THE RECORDS ::
______

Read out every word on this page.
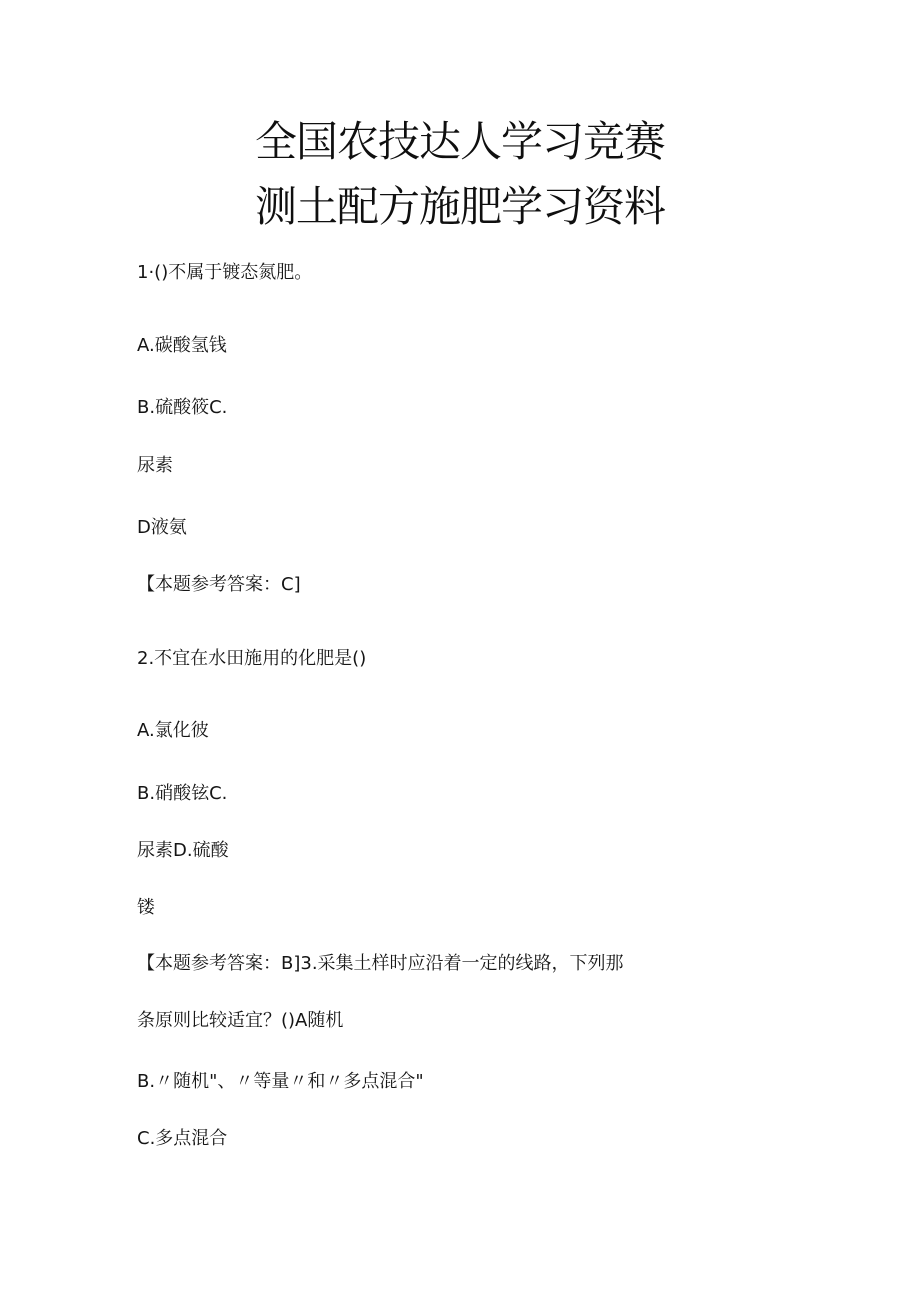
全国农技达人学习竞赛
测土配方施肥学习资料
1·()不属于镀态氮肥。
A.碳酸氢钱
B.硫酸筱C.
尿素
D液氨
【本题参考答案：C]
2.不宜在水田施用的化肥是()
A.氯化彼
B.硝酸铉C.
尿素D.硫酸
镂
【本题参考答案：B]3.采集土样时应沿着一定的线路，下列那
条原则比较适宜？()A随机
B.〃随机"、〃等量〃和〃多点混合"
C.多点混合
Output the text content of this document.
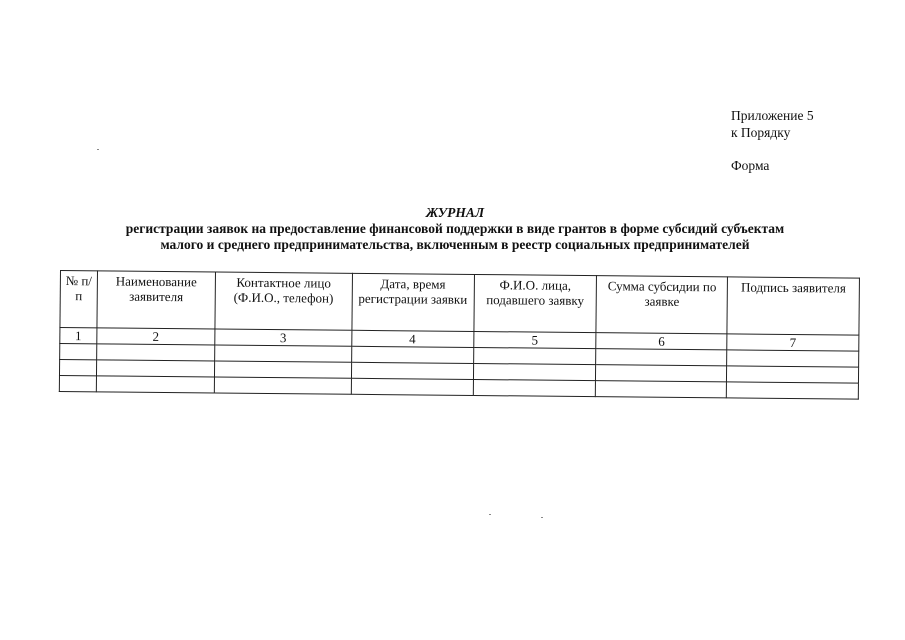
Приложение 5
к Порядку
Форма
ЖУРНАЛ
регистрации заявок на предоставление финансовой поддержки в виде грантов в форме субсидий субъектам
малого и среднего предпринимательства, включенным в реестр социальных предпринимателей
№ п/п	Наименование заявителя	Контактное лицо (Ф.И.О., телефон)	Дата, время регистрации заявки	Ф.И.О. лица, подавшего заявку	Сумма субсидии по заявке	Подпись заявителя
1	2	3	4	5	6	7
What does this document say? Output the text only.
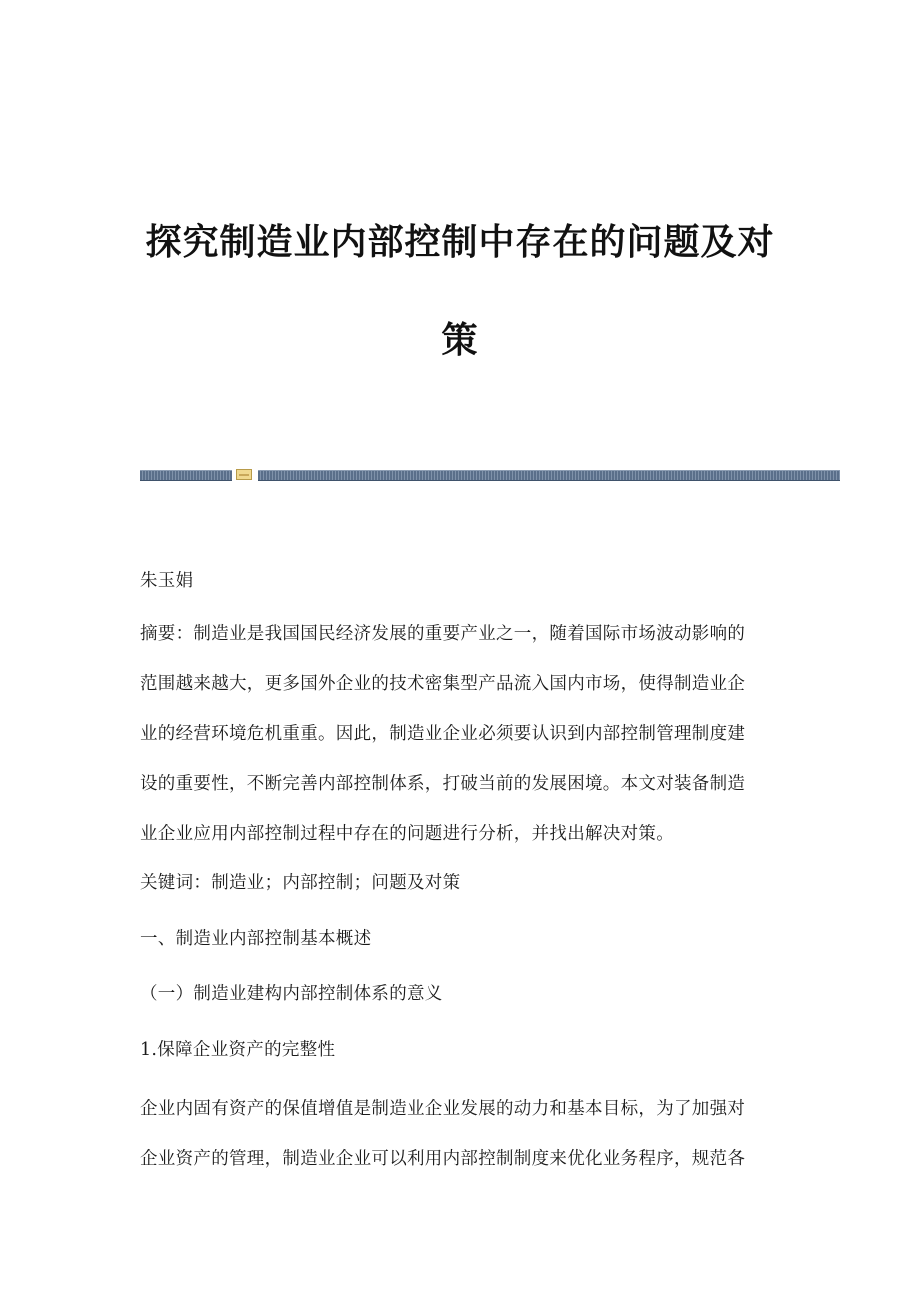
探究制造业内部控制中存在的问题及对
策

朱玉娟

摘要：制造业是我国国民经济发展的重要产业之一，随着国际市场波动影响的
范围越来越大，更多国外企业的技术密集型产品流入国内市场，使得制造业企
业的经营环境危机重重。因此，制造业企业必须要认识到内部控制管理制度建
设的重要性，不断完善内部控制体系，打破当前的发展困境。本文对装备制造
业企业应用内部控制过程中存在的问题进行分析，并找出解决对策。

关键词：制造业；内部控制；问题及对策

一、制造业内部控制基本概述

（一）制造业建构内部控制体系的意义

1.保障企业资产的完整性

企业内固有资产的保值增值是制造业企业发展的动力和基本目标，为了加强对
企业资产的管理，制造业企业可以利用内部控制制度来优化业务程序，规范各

______

Quote all the lines above exactly as given. Do not include the pictures.

Read out every word on this page.
全国农技达人学习竞赛
测土配方施肥学习资料
1·()不属于镀态氮肥。
A.碳酸氢钱
B.硫酸筱C.
尿素
D液氨
【本题参考答案：C]
2.不宜在水田施用的化肥是()
A.氯化彼
B.硝酸铉C.
尿素D.硫酸
镂
【本题参考答案：B]3.采集土样时应沿着一定的线路，下列那
条原则比较适宜？()A随机
B.〃随机"、〃等量〃和〃多点混合"
C.多点混合
Output the text content of this document.
Приложение 5
к Порядку
Форма
ЖУРНАЛ
регистрации заявок на предоставление финансовой поддержки в виде грантов в форме субсидий субъектам
малого и среднего предпринимательства, включенным в реестр социальных предпринимателей
№ п/п	Наименование заявителя	Контактное лицо (Ф.И.О., телефон)	Дата, время регистрации заявки	Ф.И.О. лица, подавшего заявку	Сумма субсидии по заявке	Подпись заявителя
1	2	3	4	5	6	7
What does this document say? Output the text only.
探究制造业内部控制中存在的问题及对
策

朱玉娟

摘要：制造业是我国国民经济发展的重要产业之一，随着国际市场波动影响的
范围越来越大，更多国外企业的技术密集型产品流入国内市场，使得制造业企
业的经营环境危机重重。因此，制造业企业必须要认识到内部控制管理制度建
设的重要性，不断完善内部控制体系，打破当前的发展困境。本文对装备制造
业企业应用内部控制过程中存在的问题进行分析，并找出解决对策。

关键词：制造业；内部控制；问题及对策

一、制造业内部控制基本概述

（一）制造业建构内部控制体系的意义

1.保障企业资产的完整性

企业内固有资产的保值增值是制造业企业发展的动力和基本目标，为了加强对
企业资产的管理，制造业企业可以利用内部控制制度来优化业务程序，规范各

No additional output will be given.